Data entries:
- - - - - - -

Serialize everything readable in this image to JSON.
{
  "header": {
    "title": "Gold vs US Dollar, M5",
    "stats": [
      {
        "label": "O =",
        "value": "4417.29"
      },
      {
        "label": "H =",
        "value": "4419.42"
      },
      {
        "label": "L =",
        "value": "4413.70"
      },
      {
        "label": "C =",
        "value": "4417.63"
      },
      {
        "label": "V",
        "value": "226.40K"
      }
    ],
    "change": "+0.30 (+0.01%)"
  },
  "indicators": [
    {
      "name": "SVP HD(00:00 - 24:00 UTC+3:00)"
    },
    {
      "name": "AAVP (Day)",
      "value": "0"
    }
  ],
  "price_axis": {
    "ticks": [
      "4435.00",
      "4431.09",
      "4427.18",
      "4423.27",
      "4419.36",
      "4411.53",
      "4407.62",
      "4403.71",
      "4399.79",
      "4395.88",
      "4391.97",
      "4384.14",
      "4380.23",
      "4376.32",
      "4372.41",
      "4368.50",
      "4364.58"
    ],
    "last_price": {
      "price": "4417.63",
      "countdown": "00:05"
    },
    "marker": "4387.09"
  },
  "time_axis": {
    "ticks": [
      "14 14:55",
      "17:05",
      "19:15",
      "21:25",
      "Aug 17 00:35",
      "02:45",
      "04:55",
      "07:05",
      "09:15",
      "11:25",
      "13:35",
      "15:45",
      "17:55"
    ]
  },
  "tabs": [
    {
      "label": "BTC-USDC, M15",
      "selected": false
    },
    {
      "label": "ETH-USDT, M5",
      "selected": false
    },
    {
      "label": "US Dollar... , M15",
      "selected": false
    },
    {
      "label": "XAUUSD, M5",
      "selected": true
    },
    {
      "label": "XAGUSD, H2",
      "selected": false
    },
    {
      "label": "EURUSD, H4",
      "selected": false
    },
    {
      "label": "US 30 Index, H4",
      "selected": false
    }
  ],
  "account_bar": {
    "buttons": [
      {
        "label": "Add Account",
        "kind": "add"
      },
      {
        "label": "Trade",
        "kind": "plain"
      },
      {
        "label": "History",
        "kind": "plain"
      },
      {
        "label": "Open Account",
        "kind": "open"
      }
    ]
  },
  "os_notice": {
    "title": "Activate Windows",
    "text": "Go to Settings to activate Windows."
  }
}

- - - - - - -

Exercise description: Consider the entries above and return each line with the string "kind".

Result:
        "kind": "add"
        "kind": "plain"
        "kind": "plain"
        "kind": "open"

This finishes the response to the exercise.